#### AIM OF THE TASK
Show all lines holding "BRGM".

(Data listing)
——————

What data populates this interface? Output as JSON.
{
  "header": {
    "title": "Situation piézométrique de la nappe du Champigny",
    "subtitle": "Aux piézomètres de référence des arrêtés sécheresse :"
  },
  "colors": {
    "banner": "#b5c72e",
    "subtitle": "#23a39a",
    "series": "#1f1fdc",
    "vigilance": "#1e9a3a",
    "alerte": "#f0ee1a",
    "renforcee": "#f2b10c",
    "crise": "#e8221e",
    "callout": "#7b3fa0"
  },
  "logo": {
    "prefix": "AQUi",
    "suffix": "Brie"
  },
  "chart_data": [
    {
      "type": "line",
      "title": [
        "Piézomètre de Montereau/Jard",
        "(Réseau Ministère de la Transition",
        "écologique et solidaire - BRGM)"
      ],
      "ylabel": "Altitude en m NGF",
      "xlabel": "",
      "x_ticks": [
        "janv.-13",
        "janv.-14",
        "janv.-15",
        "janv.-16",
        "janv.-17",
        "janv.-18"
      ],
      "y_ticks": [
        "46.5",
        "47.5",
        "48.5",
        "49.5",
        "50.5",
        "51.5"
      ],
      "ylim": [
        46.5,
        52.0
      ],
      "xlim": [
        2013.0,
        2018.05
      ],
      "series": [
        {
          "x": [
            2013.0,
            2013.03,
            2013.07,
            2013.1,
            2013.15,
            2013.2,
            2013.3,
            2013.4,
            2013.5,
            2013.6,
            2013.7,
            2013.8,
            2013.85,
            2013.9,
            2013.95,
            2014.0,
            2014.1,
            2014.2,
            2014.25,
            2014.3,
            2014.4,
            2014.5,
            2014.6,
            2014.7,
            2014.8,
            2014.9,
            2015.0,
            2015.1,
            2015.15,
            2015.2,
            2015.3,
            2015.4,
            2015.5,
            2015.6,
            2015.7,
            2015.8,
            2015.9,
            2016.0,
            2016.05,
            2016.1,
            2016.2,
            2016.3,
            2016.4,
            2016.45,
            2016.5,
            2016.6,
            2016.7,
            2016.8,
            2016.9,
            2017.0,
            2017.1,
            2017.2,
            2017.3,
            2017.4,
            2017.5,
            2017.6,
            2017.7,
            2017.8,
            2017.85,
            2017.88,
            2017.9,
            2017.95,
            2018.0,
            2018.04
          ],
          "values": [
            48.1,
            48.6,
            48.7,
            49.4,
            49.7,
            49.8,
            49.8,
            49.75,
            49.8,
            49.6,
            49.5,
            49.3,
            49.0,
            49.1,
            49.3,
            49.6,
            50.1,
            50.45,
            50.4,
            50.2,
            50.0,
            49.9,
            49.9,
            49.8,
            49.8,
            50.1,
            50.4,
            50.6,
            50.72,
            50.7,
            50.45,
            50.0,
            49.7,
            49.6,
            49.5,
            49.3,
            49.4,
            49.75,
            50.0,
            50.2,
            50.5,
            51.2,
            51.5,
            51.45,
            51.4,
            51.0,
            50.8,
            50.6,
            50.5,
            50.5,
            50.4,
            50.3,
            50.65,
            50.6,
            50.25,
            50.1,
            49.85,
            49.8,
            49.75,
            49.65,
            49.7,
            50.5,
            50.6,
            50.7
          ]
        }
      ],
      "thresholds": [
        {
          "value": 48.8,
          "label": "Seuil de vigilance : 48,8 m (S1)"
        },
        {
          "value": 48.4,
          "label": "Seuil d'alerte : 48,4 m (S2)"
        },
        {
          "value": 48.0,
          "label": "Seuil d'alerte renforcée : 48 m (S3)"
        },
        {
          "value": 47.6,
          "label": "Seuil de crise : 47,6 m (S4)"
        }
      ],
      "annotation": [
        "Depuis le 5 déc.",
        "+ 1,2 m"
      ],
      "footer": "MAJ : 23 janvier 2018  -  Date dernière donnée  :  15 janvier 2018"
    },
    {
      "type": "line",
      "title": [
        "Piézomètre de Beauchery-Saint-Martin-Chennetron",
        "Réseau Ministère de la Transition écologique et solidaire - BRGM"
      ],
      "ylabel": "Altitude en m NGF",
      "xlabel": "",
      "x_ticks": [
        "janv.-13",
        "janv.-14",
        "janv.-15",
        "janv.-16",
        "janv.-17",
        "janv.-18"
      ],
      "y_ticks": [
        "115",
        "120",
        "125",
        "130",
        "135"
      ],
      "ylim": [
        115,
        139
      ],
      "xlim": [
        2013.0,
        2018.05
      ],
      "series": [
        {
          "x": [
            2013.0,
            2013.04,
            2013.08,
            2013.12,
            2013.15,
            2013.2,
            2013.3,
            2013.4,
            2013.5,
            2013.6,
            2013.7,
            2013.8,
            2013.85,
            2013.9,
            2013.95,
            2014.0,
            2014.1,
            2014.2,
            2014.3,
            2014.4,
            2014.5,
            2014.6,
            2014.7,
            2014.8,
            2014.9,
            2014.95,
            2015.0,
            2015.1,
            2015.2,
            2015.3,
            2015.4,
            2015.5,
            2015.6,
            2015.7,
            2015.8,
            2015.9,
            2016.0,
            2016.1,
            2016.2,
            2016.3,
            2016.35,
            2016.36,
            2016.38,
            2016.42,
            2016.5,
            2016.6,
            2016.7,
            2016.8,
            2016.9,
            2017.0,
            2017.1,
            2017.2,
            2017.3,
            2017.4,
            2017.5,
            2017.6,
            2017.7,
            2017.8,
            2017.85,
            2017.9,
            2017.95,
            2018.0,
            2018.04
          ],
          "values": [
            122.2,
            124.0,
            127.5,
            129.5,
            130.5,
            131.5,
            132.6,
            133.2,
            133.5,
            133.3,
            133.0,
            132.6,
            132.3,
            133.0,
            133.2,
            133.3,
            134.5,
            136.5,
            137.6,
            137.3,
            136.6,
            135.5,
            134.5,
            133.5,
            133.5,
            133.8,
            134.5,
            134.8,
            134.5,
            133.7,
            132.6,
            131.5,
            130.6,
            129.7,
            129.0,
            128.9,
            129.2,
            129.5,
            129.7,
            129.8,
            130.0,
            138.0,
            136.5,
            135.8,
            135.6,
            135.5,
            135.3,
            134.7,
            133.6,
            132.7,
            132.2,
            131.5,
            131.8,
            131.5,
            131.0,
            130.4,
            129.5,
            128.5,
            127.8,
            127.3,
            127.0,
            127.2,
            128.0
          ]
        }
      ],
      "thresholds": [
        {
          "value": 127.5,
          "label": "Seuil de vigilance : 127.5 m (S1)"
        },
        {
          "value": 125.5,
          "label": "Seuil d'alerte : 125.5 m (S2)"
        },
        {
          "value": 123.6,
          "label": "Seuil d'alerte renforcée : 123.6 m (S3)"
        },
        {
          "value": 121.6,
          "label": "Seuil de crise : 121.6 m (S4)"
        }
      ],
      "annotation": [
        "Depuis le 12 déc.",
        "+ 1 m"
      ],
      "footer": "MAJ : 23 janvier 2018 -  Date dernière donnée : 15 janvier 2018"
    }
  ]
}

——————

#### EXPECTED ANSWER
        "écologique et solidaire - BRGM)"
        "Réseau Ministère de la Transition écologique et solidaire - BRGM"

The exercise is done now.